• _Task prompt_:
Select all lines holding the word "มเหล" from the entries that follow.

• _Supplied entries_:

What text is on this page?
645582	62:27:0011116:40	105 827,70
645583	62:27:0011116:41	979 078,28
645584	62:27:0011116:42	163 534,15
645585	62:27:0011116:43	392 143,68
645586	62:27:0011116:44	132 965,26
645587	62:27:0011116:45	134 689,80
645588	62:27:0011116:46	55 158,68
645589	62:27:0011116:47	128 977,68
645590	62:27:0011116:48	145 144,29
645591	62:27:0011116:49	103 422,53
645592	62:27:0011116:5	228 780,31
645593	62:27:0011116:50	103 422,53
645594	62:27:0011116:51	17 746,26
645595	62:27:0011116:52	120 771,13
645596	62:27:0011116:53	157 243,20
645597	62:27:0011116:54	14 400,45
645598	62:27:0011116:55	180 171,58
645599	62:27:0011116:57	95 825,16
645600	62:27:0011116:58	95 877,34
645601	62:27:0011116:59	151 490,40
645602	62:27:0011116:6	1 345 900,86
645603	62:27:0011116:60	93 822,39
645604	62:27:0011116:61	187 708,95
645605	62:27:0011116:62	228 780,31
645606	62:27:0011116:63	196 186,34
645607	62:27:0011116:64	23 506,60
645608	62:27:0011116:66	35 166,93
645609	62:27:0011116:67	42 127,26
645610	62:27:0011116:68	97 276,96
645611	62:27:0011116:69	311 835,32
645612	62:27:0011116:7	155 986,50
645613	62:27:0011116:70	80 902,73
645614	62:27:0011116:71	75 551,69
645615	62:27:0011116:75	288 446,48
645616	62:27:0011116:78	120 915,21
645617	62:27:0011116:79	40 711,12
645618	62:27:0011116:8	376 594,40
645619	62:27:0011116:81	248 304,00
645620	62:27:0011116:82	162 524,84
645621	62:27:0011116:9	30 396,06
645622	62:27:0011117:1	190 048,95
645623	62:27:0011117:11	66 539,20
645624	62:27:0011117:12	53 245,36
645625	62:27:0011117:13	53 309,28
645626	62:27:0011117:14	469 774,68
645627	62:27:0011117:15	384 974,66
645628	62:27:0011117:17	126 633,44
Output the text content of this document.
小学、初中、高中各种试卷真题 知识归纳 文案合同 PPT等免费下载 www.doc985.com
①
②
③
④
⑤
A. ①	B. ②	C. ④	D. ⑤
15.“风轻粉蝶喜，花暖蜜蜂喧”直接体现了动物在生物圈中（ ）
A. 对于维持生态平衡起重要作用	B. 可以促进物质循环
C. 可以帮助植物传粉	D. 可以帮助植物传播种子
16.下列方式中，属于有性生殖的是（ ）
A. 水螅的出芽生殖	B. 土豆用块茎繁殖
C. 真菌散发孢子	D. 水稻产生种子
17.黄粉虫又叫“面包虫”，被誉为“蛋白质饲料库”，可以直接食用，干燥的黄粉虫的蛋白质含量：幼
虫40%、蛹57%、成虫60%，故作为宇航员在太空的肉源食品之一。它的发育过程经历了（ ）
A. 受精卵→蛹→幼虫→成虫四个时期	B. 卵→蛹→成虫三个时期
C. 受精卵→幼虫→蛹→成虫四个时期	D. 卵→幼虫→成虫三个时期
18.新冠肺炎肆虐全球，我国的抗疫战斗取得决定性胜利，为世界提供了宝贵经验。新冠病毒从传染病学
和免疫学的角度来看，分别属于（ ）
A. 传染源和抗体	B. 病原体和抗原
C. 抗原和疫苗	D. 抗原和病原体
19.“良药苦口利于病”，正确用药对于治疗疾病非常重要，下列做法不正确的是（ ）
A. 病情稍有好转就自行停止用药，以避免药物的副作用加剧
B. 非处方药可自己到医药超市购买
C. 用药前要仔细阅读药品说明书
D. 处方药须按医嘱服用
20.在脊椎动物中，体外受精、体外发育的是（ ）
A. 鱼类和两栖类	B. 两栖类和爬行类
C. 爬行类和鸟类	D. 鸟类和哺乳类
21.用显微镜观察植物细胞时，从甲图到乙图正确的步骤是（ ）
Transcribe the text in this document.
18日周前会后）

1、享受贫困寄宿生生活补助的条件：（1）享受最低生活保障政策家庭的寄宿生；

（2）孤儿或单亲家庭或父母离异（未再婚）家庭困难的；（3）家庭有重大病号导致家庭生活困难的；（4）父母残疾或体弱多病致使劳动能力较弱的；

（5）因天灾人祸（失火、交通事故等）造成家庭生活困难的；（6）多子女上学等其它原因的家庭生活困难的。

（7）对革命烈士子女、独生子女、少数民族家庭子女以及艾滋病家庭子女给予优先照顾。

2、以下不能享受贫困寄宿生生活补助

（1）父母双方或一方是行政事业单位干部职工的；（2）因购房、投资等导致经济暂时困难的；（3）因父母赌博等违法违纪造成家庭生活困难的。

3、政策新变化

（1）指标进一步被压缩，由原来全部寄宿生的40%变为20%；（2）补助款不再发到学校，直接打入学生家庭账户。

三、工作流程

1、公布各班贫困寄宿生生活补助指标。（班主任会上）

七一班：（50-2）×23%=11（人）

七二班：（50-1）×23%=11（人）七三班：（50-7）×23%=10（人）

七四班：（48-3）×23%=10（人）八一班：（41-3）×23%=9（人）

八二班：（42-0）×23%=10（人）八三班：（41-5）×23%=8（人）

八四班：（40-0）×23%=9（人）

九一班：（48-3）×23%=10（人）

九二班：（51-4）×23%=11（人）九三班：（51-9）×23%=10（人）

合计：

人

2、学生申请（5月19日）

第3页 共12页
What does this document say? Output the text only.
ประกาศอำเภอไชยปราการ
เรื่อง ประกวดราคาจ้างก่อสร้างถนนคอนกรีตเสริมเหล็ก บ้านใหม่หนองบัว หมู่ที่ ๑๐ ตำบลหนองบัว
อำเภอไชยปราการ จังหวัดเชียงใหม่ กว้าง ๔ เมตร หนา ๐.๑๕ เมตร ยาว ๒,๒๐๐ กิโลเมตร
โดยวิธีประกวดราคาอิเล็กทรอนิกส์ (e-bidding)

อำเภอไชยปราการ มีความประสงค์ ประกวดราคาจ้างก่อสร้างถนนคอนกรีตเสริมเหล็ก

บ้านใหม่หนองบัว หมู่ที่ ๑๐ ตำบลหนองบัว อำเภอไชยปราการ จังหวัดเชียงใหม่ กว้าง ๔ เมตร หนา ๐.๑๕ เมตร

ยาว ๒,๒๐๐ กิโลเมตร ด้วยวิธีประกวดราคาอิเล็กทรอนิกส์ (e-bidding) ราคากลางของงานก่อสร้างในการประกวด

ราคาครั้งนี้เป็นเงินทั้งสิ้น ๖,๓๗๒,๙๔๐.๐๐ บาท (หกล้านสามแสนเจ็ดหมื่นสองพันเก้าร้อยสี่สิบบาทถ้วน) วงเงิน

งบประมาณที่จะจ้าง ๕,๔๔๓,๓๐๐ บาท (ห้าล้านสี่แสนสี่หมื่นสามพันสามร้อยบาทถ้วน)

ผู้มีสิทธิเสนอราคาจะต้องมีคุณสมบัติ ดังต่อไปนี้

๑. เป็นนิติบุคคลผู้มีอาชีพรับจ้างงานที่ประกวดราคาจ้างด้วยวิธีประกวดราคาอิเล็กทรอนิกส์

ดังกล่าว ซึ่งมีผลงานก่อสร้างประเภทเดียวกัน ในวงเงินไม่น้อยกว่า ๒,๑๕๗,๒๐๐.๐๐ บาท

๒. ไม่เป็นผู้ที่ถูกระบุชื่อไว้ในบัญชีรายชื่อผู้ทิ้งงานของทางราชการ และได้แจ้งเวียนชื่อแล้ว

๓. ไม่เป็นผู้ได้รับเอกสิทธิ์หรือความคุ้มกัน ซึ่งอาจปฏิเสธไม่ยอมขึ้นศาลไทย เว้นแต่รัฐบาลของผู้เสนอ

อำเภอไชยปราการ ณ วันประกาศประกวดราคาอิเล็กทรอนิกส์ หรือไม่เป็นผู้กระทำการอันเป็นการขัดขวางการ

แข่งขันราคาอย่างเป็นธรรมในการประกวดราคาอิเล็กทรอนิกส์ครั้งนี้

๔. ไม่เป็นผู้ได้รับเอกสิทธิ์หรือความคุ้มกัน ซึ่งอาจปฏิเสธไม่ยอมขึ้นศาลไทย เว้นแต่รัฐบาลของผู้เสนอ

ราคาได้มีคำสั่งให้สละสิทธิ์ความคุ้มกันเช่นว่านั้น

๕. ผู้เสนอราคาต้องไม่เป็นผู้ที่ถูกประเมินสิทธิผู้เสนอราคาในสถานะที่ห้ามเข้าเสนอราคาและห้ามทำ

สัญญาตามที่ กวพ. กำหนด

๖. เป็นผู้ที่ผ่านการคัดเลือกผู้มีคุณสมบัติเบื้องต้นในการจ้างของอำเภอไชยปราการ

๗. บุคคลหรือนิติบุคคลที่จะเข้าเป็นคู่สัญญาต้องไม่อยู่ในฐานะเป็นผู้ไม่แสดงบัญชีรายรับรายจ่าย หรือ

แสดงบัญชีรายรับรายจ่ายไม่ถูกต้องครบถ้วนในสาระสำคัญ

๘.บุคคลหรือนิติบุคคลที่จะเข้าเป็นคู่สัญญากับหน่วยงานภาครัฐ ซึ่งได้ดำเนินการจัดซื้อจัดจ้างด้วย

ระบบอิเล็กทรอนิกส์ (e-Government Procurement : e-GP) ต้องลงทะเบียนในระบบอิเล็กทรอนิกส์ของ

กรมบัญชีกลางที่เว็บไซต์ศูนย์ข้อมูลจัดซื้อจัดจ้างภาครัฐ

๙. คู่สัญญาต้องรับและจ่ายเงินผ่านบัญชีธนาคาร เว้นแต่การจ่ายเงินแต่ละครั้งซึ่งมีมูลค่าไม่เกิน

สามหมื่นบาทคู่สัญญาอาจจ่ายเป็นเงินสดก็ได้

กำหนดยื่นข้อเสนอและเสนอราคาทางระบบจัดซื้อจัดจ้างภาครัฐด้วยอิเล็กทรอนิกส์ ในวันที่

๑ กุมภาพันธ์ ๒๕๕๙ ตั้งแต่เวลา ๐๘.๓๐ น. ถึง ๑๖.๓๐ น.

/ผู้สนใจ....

• _Right answer_:
เรื่อง ประกวดราคาจ้างก่อสร้างถนนคอนกรีตเสริมเหล็ก บ้านใหม่หนองบัว หมู่ที่ ๑๐ ตำบลหนองบัว
อำเภอไชยปราการ มีความประสงค์ ประกวดราคาจ้างก่อสร้างถนนคอนกรีตเสริมเหล็ก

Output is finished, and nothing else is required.